---------- RECORD SET ----------

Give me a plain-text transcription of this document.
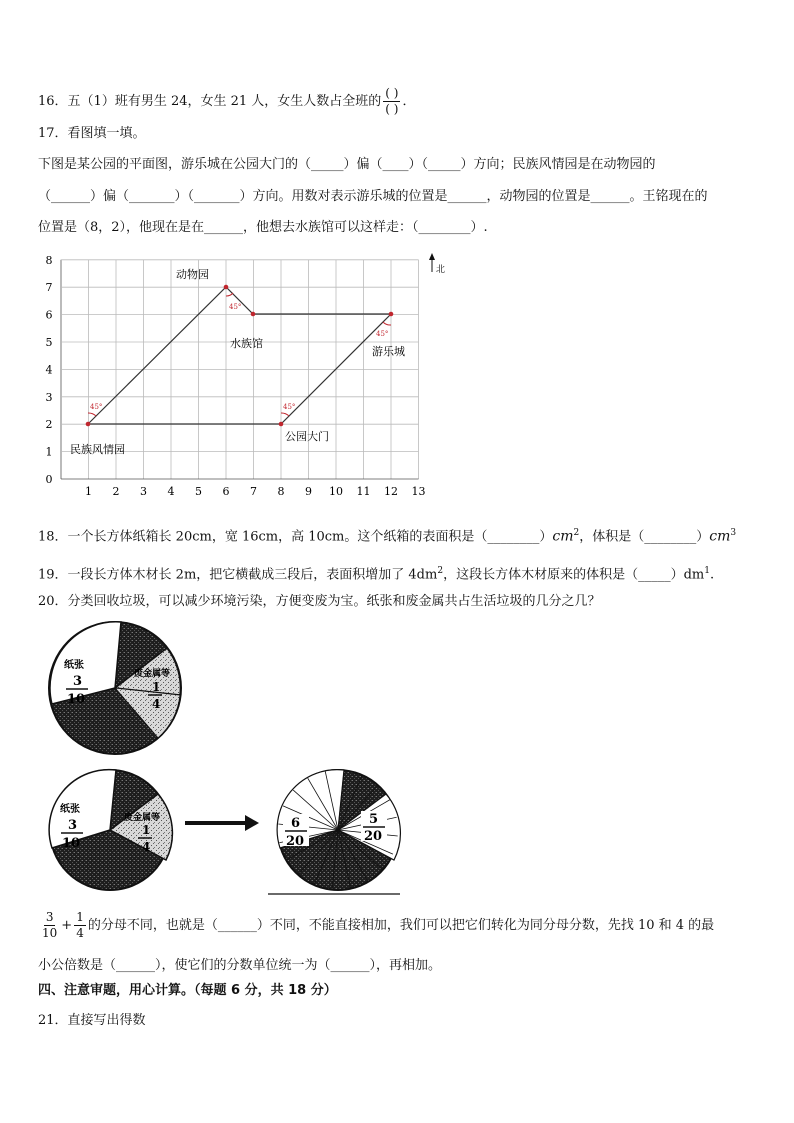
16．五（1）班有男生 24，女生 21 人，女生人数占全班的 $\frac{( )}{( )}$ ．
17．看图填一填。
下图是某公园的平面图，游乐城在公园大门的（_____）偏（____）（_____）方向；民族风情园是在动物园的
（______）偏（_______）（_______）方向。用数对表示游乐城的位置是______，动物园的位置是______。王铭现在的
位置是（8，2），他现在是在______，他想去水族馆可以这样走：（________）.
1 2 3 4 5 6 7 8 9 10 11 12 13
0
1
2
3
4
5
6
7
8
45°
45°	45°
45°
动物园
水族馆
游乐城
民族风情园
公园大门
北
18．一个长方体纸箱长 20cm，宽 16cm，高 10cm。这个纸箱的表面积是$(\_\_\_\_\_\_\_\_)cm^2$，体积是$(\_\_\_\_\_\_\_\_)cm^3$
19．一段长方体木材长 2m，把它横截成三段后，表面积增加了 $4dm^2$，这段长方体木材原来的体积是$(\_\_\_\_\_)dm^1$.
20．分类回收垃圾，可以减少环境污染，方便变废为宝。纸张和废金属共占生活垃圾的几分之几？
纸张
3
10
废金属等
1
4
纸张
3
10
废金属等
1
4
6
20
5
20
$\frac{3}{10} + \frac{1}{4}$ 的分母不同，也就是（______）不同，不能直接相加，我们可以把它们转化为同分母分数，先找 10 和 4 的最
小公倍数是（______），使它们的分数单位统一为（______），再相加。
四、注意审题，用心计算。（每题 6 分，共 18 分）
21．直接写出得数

----------
---------- RECORD SET ----------

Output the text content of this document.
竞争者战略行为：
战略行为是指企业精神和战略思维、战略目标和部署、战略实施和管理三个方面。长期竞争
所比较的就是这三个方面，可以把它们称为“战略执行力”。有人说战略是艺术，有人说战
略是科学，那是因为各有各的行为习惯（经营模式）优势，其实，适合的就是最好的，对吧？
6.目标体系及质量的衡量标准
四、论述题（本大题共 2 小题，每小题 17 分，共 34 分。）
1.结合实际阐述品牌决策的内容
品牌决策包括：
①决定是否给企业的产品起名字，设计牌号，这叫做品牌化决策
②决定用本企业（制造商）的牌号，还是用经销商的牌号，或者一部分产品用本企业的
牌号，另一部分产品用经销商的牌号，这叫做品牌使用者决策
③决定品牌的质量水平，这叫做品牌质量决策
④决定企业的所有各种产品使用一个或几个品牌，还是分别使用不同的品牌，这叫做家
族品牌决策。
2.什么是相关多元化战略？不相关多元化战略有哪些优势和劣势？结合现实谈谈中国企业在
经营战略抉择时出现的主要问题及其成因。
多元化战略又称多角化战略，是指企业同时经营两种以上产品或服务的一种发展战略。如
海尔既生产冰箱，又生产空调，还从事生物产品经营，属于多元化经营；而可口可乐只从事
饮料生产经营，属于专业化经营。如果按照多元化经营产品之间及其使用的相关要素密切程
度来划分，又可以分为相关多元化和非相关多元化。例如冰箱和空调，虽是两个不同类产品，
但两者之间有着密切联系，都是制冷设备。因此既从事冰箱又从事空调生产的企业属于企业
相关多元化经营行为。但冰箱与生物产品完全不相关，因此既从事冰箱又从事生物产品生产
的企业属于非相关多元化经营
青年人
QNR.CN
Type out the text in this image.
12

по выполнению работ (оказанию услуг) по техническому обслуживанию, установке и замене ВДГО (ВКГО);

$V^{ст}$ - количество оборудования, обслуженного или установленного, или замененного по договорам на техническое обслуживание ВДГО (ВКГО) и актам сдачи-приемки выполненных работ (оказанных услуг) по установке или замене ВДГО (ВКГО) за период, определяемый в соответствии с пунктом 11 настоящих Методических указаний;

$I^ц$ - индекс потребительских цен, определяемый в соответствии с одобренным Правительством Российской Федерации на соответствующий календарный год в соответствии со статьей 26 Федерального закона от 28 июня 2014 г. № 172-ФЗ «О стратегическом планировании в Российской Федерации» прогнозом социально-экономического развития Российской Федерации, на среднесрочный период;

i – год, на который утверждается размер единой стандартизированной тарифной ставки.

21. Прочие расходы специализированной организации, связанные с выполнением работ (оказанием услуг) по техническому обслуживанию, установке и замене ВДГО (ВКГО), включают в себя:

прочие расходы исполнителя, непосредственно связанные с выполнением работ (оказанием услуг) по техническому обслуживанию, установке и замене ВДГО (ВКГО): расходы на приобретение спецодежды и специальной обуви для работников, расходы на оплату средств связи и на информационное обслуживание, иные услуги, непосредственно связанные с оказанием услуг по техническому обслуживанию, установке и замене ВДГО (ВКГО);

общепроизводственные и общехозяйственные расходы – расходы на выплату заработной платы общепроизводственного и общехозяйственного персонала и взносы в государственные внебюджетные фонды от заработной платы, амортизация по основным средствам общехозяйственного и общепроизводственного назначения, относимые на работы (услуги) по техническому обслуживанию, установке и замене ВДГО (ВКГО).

----------
---------- RECORD SET ----------

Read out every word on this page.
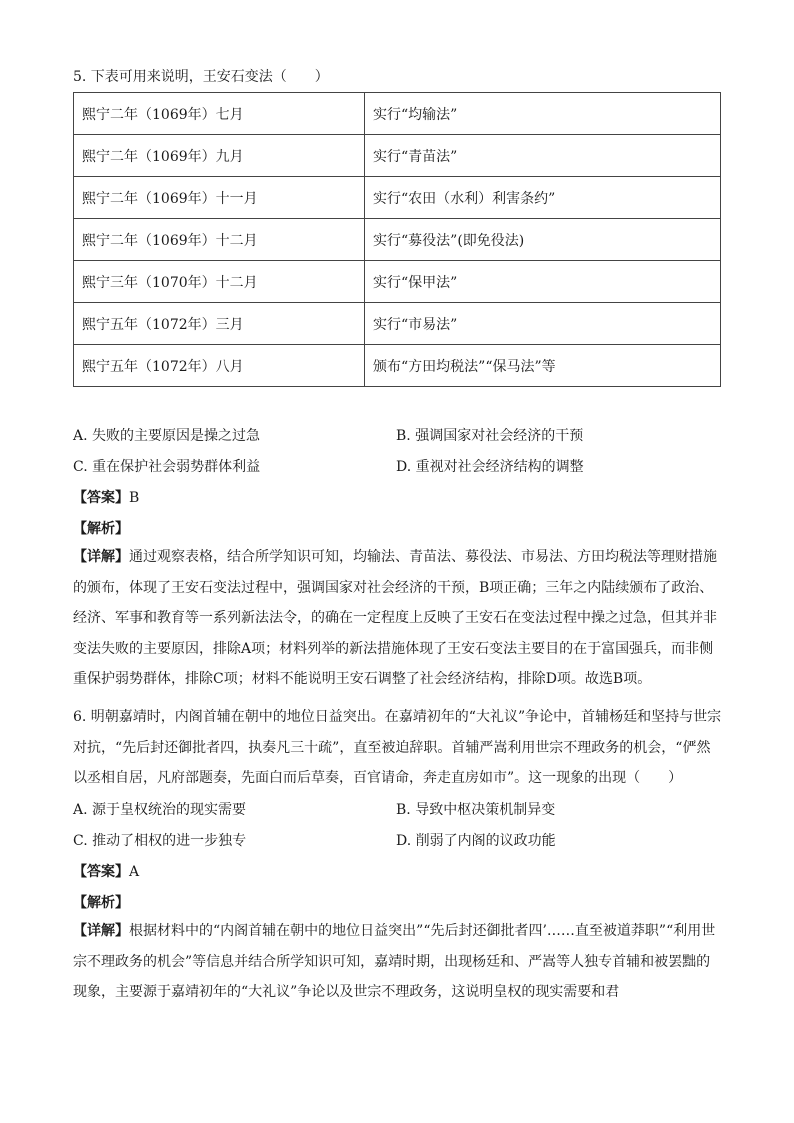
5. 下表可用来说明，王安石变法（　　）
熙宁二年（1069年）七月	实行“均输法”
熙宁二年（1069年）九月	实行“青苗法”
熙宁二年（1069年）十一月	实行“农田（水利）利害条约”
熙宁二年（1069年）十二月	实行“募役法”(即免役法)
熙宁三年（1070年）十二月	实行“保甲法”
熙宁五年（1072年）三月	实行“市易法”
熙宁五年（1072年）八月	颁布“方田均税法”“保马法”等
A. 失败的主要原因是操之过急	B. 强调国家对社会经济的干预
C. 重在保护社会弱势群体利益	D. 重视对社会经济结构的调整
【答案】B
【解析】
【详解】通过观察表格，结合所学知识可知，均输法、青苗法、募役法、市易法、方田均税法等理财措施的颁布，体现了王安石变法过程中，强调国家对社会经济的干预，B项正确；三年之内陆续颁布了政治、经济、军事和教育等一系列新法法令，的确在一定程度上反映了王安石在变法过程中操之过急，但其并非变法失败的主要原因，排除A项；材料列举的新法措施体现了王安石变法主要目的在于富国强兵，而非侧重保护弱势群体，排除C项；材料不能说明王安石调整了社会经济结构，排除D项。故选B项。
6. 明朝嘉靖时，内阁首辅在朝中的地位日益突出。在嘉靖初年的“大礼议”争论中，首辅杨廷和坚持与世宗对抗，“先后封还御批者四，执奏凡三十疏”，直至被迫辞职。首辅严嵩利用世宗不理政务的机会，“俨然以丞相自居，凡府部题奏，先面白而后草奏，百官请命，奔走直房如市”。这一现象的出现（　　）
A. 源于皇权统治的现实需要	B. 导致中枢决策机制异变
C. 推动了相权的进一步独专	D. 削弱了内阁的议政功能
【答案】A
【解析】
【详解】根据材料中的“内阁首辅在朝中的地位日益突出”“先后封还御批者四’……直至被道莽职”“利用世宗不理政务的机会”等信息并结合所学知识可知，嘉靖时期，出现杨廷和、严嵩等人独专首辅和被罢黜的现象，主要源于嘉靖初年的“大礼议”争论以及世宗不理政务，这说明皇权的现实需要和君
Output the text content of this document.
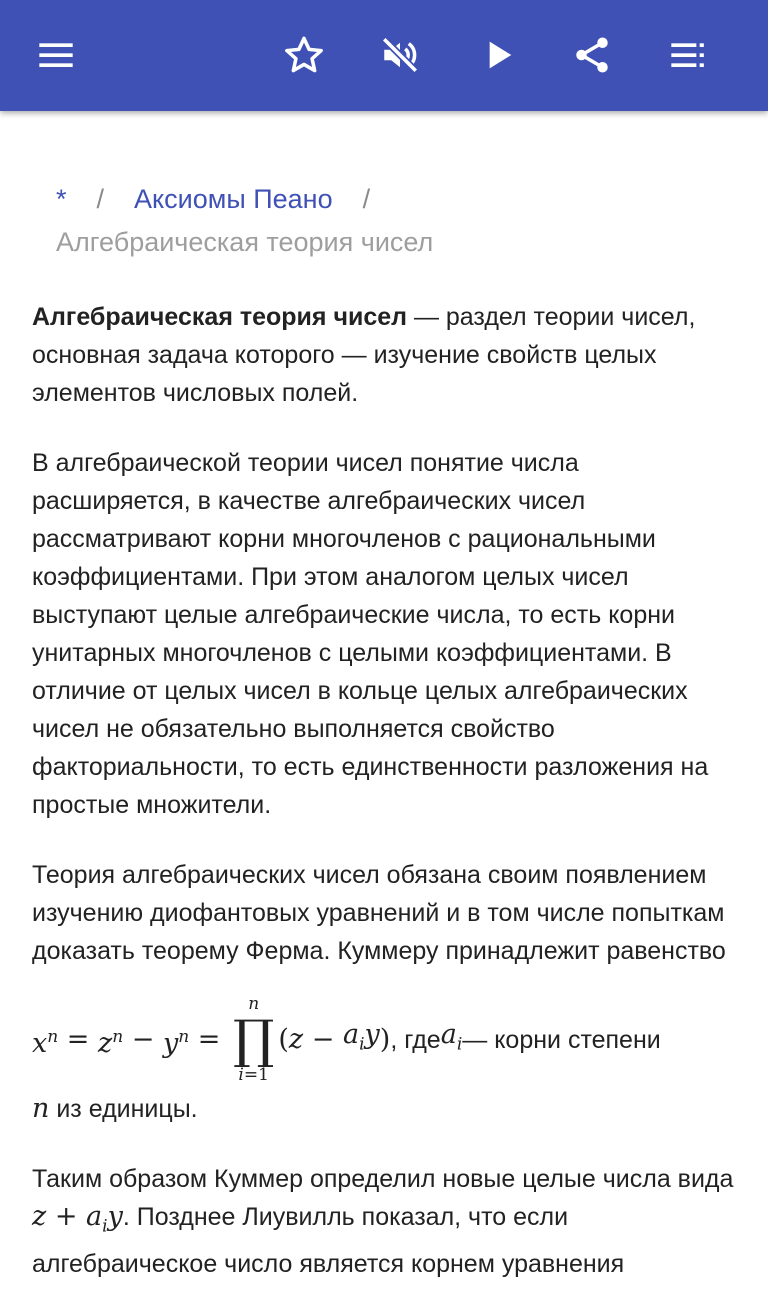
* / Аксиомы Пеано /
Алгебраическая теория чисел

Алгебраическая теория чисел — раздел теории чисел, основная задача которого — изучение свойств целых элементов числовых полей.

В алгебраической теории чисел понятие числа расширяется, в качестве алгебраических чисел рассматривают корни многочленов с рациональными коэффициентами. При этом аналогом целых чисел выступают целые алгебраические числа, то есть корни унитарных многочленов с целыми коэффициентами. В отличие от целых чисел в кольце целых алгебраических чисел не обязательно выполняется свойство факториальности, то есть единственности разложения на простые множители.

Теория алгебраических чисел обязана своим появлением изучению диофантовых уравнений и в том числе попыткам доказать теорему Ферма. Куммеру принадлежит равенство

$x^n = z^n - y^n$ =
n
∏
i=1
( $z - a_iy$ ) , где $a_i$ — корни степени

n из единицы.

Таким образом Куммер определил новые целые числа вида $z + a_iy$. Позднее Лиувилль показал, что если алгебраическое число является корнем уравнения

----------

EXERCISE DETAILS -> The lines above form a set of records; determine how many of them contain the string "frac" and give that number alone.

TASK RESPONSE -> 2